***** EXTRACTED TEXT *****
“Bankers not paid”

This does not happen every day/week/month/year/century.

I think we’re definitely living through the Last Days of The Giddying.

Things to remember:

  • Tony Blair took the country to war on what later turned out to be complete and utter false information.
  • Gordon Brown has only been Prime Minister since June 2007, however he has been Chancellor since 1997.  He is pretty much out of excuses with regard to the current financial woe of the country.  I note that he is RARELY on TV or radio (and I watch and listen to a lot of both).  I feel sorry for him but at the same time: fuck him; he is the Prime Minister and with this comes a lot of responsibility.  The buck (or, more accurately, The Pound) stops with him.
  • I am extremely well paid but, without going to some dodgy mortgage house I would not be able to use the “normal” salary multipliers to pay for the place that I currently comfortably rent.  This an indicator that something is horribly horribly wrong.
***** RECORD EXTRACTS *****
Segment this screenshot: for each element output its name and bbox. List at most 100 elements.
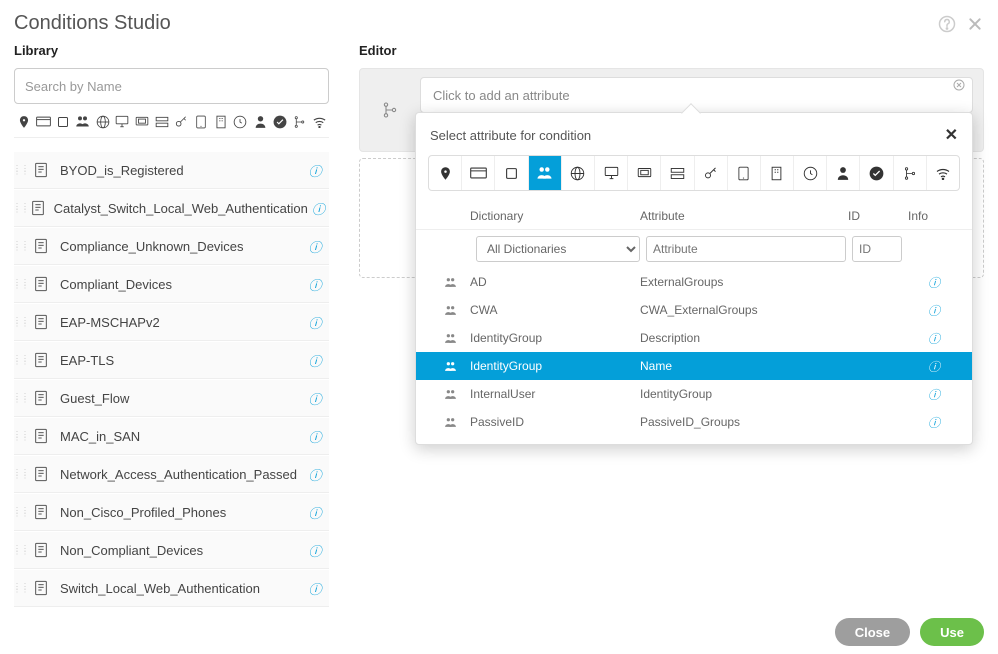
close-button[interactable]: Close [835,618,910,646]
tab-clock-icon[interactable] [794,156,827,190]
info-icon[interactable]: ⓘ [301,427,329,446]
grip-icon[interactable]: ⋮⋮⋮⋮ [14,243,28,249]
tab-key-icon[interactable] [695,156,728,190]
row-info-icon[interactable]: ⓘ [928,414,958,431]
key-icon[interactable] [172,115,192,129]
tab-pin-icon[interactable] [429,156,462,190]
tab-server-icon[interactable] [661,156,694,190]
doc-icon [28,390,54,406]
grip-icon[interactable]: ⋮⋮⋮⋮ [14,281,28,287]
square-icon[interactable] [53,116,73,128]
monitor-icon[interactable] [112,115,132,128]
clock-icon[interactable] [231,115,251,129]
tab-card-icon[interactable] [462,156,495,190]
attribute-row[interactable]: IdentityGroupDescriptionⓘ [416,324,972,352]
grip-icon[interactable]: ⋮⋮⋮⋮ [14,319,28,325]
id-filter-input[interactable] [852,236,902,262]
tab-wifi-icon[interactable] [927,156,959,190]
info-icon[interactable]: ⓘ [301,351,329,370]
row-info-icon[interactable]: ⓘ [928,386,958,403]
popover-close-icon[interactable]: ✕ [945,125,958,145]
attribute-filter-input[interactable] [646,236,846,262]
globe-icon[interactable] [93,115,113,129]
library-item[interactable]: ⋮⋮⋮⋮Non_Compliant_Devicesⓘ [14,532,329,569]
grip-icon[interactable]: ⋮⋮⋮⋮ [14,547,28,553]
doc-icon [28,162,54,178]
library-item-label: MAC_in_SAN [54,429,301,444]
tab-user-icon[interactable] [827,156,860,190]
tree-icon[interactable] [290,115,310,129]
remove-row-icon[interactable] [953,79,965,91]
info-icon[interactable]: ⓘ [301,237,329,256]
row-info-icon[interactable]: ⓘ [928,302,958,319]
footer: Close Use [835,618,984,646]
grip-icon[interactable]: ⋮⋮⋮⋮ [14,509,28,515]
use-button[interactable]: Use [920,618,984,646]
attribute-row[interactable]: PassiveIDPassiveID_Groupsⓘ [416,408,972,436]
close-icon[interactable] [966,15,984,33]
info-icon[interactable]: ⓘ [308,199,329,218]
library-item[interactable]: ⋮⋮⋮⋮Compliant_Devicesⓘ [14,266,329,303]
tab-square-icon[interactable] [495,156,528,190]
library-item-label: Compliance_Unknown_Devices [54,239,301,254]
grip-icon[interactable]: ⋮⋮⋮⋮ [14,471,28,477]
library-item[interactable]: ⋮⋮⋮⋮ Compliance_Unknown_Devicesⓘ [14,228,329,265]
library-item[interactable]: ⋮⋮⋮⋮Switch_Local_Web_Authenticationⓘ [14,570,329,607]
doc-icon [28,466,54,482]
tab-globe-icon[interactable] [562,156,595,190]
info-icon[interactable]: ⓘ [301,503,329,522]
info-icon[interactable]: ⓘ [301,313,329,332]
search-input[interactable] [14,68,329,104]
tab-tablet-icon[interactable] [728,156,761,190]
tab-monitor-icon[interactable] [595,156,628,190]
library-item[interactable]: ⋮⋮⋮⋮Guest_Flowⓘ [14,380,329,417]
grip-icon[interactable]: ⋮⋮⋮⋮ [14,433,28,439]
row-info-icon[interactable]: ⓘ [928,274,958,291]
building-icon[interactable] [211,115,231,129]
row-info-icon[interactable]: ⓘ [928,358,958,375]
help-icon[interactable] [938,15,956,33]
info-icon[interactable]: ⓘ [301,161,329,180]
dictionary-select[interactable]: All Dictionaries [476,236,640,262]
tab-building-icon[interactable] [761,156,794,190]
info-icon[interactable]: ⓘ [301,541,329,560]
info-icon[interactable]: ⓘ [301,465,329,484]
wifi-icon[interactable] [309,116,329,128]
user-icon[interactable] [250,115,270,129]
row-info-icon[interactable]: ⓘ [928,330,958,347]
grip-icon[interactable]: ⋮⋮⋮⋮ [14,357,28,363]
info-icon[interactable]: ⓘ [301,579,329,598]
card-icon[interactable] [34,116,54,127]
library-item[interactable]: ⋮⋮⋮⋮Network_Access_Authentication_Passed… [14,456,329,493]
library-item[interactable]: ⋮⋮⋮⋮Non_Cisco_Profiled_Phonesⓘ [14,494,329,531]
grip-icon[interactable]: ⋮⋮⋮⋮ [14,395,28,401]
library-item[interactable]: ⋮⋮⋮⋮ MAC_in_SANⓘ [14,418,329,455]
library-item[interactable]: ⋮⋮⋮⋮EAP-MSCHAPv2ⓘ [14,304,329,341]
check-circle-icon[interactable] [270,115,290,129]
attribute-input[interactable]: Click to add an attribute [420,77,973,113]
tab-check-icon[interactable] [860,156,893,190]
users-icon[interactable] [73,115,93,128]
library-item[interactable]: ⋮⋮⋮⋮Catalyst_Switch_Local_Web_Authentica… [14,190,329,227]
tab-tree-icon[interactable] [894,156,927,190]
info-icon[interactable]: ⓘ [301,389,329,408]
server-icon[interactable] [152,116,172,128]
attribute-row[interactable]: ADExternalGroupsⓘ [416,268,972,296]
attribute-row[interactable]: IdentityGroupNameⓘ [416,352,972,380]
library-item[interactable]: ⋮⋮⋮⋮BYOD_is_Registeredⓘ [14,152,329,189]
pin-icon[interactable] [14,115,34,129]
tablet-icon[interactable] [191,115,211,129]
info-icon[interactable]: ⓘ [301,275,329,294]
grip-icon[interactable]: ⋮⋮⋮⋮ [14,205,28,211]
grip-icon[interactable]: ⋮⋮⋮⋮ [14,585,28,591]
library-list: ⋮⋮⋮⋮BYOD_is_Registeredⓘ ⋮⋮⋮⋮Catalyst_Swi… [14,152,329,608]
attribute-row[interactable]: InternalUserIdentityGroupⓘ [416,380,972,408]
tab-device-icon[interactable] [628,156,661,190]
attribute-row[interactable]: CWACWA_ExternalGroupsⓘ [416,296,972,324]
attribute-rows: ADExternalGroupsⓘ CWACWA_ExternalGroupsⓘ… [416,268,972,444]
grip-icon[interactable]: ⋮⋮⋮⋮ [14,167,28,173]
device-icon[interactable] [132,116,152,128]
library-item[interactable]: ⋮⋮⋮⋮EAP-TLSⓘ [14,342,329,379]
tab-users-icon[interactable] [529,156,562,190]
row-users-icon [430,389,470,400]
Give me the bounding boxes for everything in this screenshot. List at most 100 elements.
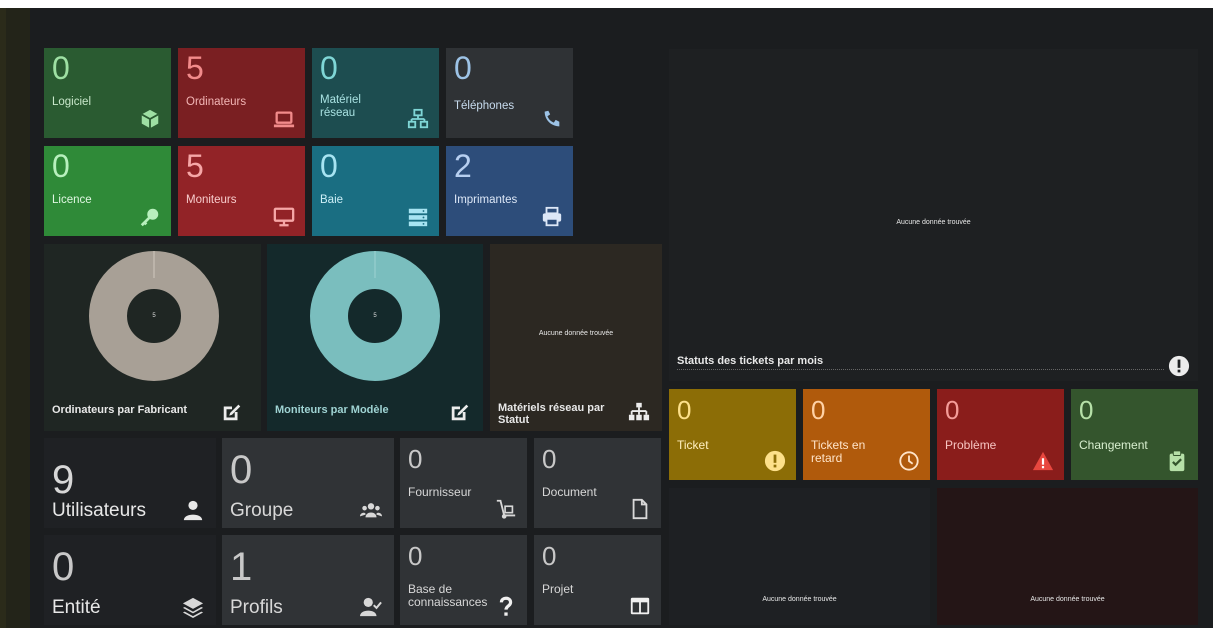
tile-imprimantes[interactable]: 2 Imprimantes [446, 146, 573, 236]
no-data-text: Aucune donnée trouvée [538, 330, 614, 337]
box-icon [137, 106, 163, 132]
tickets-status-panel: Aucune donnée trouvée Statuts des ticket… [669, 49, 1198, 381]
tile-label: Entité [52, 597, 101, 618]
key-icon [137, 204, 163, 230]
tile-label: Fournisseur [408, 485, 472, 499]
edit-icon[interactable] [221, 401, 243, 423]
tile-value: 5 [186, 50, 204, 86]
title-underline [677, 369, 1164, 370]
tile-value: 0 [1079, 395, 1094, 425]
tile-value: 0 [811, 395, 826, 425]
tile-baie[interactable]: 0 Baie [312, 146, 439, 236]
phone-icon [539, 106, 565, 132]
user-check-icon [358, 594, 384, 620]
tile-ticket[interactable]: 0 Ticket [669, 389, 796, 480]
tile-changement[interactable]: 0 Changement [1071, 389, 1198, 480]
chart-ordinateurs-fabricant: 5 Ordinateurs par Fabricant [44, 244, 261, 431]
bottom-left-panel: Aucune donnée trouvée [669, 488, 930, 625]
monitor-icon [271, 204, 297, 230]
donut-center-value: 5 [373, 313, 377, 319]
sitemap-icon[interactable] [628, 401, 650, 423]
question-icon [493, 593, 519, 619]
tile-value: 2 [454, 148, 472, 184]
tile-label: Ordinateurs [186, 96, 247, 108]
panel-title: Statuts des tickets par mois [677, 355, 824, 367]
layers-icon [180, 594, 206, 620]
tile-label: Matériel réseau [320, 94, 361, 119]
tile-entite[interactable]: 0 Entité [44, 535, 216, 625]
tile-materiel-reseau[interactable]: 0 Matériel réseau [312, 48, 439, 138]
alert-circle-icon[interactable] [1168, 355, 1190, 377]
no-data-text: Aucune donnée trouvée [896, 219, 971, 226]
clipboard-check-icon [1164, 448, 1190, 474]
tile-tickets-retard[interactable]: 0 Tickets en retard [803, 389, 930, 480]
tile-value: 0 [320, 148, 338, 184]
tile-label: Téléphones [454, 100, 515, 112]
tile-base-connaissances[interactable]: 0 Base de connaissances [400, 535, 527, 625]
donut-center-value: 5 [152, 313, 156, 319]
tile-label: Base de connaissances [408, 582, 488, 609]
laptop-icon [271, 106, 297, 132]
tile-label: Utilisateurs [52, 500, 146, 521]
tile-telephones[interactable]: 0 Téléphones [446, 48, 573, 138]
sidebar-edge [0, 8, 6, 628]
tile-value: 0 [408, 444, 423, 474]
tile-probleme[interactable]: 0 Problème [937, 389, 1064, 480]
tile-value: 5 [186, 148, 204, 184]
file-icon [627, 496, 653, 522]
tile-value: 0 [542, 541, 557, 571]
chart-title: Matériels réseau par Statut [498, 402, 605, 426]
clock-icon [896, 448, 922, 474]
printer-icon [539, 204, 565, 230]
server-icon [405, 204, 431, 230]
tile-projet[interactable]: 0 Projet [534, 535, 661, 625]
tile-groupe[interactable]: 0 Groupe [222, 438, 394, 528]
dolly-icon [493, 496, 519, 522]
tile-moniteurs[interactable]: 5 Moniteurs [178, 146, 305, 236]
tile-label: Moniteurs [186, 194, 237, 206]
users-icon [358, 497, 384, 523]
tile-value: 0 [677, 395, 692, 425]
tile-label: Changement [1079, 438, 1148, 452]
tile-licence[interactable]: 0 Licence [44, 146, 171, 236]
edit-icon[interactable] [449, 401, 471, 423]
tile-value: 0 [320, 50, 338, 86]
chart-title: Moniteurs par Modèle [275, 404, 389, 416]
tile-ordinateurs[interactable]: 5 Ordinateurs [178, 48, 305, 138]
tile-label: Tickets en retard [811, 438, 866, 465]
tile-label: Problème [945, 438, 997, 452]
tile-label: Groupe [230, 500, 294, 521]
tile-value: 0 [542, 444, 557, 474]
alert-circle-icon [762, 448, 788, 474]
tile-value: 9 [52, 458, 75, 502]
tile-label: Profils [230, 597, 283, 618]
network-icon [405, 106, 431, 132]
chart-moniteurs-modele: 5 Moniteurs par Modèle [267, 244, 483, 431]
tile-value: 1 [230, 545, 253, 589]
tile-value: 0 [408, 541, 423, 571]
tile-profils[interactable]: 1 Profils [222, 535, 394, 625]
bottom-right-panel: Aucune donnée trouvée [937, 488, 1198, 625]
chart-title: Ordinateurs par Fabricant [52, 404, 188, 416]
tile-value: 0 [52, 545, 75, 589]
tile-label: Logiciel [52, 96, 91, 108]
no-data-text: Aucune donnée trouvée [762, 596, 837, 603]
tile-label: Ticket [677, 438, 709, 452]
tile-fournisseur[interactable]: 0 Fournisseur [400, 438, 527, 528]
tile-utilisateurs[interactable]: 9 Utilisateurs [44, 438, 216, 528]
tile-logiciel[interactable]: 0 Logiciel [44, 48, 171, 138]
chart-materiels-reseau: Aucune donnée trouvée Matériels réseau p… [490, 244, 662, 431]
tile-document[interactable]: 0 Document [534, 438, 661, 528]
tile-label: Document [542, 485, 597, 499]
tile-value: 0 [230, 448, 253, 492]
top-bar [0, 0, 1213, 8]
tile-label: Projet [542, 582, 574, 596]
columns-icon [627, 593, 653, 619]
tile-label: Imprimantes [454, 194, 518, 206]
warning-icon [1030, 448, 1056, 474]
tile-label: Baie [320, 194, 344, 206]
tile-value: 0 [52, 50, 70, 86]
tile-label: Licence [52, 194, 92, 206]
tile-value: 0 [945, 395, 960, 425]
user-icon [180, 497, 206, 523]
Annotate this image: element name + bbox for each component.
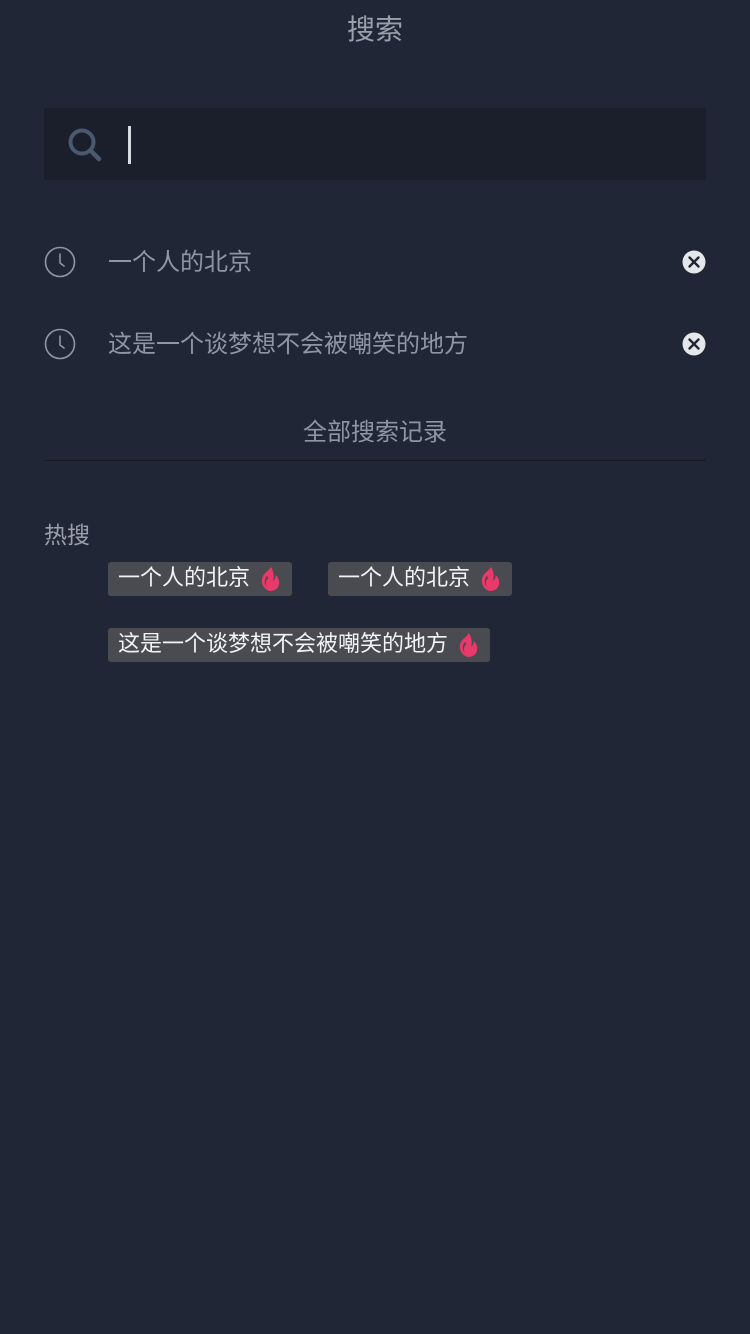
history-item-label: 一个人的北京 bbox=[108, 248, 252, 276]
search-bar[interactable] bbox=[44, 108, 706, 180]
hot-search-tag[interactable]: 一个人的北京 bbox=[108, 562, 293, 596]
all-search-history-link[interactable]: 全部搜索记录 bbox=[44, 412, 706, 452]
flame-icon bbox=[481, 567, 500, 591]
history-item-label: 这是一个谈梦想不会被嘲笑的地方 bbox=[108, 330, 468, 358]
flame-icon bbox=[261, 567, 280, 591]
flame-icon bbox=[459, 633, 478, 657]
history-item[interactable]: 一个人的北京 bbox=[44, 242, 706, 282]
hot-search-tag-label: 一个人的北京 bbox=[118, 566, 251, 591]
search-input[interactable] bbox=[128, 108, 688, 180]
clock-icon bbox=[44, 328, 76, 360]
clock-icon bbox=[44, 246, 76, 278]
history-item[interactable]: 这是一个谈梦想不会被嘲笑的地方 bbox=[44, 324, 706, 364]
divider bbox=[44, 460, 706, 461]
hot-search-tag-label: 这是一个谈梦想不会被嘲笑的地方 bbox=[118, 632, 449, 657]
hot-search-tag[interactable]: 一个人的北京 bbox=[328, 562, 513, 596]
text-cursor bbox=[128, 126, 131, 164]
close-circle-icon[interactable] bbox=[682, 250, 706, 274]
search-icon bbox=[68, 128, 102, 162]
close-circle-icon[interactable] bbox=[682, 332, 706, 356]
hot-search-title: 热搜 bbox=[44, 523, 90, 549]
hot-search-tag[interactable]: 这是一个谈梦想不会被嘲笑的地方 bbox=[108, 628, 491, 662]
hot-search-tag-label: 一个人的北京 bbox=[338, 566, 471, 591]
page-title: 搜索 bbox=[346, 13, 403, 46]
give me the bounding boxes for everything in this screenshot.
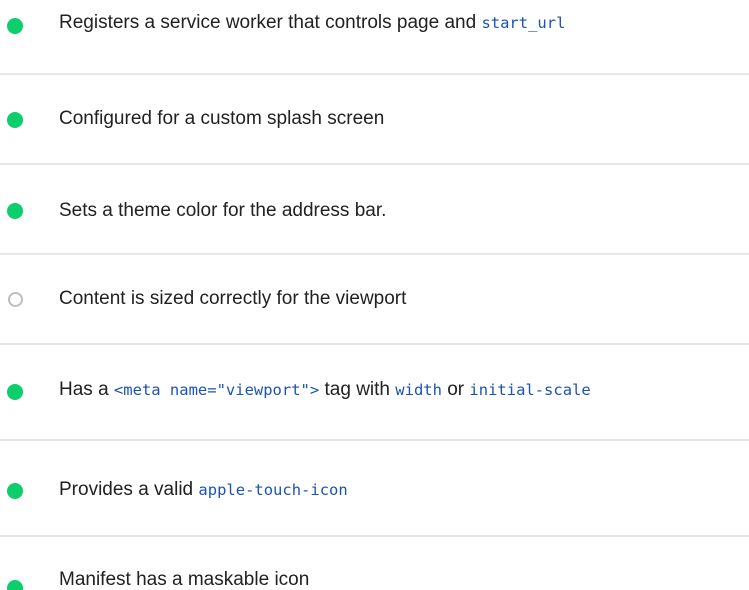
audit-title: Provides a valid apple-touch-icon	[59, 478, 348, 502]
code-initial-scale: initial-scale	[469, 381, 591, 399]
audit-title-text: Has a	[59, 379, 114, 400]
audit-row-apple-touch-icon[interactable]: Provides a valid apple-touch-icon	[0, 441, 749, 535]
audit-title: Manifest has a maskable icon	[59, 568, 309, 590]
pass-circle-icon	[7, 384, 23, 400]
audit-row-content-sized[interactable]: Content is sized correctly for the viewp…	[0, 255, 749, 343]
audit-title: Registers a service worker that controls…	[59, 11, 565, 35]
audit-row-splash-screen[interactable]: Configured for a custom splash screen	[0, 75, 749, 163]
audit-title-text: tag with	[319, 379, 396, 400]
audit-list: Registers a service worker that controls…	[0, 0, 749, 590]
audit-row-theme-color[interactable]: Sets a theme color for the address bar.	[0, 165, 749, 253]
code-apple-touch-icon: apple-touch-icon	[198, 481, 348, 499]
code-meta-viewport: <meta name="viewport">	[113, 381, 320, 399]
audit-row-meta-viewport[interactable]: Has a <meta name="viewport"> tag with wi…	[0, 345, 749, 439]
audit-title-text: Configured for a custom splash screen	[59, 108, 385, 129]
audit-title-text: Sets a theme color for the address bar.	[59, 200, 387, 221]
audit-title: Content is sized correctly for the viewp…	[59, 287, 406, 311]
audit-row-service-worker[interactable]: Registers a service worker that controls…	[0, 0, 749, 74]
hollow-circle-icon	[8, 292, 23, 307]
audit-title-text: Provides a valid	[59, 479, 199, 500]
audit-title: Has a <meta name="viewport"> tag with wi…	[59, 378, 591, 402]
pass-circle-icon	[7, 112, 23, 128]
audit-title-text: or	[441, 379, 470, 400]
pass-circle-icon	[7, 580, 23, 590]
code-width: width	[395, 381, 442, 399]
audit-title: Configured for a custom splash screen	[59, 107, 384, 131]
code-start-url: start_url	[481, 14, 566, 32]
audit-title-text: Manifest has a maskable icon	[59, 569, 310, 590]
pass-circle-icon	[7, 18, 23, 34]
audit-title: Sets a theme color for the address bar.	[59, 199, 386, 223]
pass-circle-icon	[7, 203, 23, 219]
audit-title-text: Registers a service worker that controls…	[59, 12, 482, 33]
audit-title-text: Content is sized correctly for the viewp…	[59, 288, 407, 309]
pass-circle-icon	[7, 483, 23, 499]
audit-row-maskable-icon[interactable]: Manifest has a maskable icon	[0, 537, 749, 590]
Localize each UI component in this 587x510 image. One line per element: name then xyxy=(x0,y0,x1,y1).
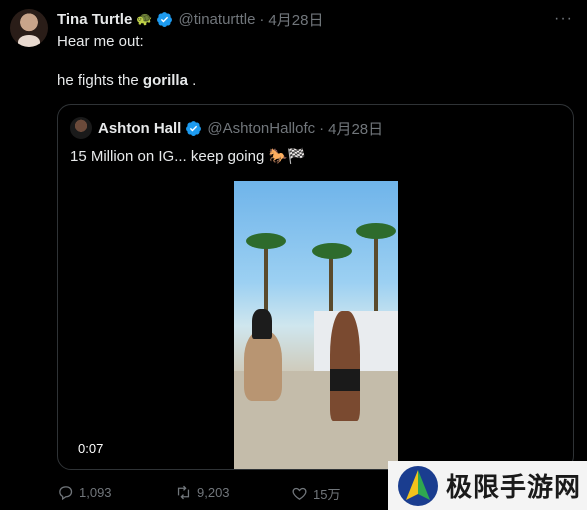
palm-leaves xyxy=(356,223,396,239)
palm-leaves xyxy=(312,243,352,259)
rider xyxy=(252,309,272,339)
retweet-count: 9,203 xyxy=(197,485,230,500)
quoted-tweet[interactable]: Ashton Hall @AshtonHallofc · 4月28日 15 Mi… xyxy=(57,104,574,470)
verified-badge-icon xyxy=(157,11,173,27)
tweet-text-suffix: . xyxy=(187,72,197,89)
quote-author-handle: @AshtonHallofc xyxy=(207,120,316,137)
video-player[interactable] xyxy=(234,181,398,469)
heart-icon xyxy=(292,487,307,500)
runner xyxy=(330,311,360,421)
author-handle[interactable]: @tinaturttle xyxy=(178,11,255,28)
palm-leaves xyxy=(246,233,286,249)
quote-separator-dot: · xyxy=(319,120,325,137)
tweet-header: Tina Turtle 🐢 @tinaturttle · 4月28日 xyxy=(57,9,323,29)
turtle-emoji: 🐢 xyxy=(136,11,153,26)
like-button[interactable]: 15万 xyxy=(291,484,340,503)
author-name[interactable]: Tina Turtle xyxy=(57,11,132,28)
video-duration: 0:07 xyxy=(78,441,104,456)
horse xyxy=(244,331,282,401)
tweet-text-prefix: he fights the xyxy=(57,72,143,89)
*****
● **TASK REQUIREMENTS**
a) From the post, extract the passage starting at "This does not" and ending at "utter false information.".
b) Answer these questions from the post:
(i) Since what month and year has Gordon Brown been Prime Minister?
(ii) According to the post, on what kind of information did Tony Blair take the country to war?
(iii) Does the writer rent or own the place where they currently live?
The entries have no connection to the post.

● **WORKED SOLUTIONS**
a)
This does not happen every day/week/month/year/century.

I think we’re definitely living through the Last Days of The Giddying.

Things to remember:

  • Tony Blair took the country to war on what later turned out to be complete and utter false information.

b)
(i) June 2007
(ii) Information that later turned out to be completely and utterly false
(iii) Rent